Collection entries
BEGIN

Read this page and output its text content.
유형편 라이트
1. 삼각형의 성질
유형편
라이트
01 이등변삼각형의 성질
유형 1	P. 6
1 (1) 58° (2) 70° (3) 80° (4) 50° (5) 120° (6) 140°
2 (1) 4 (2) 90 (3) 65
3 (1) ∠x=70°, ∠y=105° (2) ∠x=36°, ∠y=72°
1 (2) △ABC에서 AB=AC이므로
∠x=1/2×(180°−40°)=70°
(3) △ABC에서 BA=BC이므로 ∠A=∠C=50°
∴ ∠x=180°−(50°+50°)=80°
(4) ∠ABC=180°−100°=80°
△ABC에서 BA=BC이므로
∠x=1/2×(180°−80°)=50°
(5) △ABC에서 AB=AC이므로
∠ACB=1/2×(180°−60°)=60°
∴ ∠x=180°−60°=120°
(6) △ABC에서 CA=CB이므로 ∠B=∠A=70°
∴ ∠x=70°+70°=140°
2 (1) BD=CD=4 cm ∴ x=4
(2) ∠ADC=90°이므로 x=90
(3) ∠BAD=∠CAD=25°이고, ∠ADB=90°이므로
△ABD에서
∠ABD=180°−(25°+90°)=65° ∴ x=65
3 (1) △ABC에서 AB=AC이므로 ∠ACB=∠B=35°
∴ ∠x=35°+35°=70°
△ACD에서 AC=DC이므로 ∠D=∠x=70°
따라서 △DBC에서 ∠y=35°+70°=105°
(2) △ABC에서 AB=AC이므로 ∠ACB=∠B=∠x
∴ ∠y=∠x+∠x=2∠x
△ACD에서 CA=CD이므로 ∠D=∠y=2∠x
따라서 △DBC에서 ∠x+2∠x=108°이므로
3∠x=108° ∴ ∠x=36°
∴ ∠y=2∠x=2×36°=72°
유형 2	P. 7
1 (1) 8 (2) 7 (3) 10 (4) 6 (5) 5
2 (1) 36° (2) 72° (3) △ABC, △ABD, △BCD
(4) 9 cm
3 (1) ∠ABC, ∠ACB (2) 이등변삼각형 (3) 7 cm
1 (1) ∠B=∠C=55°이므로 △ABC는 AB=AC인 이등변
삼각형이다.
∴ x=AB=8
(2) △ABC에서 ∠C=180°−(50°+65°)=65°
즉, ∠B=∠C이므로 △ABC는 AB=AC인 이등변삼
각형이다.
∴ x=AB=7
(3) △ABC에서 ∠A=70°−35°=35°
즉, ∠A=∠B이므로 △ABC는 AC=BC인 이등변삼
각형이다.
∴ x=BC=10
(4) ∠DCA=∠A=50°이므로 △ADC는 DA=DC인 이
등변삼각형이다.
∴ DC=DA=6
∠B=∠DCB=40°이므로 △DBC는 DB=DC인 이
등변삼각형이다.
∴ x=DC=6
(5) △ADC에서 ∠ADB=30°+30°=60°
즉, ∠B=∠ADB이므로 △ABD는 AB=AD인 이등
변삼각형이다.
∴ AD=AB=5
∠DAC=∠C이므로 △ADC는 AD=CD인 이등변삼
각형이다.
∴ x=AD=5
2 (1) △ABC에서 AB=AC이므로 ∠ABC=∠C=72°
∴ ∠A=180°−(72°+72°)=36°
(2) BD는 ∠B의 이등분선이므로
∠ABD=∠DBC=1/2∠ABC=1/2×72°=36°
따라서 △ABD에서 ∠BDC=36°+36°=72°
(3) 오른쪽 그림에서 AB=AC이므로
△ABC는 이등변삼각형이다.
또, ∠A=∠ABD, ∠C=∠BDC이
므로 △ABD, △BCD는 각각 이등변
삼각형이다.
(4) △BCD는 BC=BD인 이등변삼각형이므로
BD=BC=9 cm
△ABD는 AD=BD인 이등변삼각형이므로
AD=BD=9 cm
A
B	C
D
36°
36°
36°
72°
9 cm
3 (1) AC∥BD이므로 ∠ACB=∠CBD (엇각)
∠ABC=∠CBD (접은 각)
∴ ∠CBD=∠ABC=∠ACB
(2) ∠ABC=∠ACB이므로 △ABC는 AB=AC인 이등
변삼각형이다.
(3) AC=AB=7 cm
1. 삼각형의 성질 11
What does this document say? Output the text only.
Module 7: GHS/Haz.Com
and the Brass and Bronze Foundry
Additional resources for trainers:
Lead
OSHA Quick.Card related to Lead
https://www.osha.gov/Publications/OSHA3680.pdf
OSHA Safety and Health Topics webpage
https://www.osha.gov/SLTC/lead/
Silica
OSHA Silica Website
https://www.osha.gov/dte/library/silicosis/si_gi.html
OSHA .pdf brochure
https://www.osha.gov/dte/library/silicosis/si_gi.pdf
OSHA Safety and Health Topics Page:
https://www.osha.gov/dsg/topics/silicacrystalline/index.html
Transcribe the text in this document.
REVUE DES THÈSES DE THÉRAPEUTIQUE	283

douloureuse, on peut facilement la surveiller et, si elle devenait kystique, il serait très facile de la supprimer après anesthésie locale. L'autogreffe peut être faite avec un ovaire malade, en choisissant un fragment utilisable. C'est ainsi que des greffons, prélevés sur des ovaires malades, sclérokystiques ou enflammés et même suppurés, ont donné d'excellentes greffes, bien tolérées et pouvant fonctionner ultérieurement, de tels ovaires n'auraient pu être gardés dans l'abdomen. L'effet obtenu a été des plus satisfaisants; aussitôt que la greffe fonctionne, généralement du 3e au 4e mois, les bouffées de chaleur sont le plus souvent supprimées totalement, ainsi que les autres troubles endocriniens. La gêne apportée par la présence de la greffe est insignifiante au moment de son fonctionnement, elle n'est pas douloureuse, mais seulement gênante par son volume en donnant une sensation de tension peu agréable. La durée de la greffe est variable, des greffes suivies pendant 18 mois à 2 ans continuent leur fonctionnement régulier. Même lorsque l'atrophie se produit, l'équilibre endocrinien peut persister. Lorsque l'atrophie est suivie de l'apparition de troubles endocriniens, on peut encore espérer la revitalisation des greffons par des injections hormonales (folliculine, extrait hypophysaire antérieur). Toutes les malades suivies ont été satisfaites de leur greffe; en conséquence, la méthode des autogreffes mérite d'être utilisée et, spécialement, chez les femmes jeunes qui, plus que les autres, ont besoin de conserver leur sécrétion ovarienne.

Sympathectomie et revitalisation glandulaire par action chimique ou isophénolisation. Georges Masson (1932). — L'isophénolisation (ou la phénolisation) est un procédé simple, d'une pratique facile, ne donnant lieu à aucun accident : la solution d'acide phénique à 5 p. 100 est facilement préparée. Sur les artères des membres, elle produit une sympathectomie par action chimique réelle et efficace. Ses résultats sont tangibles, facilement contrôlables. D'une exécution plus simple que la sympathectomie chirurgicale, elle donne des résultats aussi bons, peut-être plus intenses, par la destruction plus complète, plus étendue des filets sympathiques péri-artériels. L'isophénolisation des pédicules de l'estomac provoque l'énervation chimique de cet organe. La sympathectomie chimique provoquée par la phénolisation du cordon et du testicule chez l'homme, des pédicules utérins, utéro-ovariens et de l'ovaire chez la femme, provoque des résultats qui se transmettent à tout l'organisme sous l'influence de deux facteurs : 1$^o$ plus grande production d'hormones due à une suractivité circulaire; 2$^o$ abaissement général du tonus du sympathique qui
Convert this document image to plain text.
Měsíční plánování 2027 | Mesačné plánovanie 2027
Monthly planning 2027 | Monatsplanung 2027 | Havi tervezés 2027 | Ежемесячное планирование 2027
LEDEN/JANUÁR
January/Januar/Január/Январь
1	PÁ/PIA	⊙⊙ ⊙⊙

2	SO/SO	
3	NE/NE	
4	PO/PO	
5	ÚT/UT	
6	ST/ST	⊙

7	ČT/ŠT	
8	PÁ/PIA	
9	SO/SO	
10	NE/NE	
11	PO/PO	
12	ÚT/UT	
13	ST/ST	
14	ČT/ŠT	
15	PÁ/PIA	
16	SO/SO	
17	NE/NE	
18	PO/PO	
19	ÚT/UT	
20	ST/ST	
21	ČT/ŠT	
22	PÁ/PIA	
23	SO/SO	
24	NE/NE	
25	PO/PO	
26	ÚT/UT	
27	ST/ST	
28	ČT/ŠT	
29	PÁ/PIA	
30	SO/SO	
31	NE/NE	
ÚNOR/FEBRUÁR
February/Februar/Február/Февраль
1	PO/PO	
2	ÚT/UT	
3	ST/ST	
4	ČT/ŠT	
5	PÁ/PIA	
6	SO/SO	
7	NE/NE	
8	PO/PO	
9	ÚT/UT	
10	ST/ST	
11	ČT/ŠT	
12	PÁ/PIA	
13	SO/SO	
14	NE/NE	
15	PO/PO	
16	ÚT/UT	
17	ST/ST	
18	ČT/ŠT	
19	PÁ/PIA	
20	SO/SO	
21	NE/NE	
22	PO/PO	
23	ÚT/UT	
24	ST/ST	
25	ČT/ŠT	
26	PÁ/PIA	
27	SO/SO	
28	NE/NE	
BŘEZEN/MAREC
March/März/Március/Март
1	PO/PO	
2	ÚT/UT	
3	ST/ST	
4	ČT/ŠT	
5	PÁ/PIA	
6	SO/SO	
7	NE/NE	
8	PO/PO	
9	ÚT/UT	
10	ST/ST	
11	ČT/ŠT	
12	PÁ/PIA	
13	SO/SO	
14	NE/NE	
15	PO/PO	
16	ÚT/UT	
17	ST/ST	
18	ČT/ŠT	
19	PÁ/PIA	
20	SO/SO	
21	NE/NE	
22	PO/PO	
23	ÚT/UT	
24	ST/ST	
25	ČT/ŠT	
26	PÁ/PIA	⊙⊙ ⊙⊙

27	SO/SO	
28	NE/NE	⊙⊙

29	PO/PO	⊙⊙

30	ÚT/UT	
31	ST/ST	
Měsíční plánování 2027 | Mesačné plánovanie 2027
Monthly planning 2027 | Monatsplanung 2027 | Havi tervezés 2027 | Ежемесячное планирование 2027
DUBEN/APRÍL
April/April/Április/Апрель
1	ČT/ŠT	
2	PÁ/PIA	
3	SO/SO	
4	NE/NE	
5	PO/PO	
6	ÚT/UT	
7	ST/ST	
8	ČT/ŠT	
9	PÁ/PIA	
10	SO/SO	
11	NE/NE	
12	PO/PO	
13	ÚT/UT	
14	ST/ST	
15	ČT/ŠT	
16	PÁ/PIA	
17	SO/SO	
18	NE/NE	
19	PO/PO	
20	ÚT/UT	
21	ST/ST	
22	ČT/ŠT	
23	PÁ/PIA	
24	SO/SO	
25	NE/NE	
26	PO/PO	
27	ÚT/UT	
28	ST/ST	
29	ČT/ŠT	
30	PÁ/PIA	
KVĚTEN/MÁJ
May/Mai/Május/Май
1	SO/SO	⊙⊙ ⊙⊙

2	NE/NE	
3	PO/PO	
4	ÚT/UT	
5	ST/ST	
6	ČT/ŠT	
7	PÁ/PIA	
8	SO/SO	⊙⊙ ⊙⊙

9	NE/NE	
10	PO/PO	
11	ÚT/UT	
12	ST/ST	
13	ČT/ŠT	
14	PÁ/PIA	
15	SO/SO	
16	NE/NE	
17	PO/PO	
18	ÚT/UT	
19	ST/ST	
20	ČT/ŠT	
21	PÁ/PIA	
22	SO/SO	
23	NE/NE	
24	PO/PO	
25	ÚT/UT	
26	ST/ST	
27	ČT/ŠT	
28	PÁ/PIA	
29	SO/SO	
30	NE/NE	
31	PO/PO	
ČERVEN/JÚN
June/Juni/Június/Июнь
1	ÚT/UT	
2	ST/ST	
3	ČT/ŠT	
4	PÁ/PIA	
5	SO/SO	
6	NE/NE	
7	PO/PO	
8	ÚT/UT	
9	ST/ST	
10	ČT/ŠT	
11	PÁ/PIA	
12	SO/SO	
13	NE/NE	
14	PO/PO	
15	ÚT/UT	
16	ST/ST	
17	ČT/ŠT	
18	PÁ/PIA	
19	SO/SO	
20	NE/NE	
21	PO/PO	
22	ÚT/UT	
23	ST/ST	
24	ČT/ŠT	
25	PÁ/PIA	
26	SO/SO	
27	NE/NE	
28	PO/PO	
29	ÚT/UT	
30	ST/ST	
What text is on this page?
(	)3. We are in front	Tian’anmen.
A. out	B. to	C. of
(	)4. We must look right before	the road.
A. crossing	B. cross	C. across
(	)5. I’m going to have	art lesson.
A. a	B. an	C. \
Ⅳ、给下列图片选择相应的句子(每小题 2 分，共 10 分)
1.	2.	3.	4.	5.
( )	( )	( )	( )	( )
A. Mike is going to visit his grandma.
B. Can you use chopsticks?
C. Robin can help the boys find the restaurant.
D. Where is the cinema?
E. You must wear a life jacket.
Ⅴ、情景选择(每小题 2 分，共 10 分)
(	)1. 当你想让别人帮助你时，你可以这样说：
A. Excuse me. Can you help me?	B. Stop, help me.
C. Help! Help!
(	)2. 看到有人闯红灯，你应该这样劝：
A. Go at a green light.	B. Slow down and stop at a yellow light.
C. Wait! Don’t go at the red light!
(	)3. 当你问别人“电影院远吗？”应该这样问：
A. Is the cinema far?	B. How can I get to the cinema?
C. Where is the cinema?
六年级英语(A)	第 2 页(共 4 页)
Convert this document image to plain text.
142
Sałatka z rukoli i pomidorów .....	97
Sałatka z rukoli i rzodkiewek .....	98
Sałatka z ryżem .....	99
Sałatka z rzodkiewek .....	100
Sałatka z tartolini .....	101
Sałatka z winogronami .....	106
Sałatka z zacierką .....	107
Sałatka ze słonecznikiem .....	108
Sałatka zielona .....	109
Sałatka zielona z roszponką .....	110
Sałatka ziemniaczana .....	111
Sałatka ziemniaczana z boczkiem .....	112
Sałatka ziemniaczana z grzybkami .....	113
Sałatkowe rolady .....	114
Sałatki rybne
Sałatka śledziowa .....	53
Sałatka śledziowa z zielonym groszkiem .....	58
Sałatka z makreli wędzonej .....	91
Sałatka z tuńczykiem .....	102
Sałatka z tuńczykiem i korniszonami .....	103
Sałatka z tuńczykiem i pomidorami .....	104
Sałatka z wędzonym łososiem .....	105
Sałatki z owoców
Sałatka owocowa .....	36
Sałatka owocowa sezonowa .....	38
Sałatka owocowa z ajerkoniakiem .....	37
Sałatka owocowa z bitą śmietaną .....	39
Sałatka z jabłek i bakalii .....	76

END

List all lines from the entries that include the word "이등변삼각형이므로".

**Expected answer:**
(4) △BCD는 BC=BD인 이등변삼각형이므로
△ABD는 AD=BD인 이등변삼각형이므로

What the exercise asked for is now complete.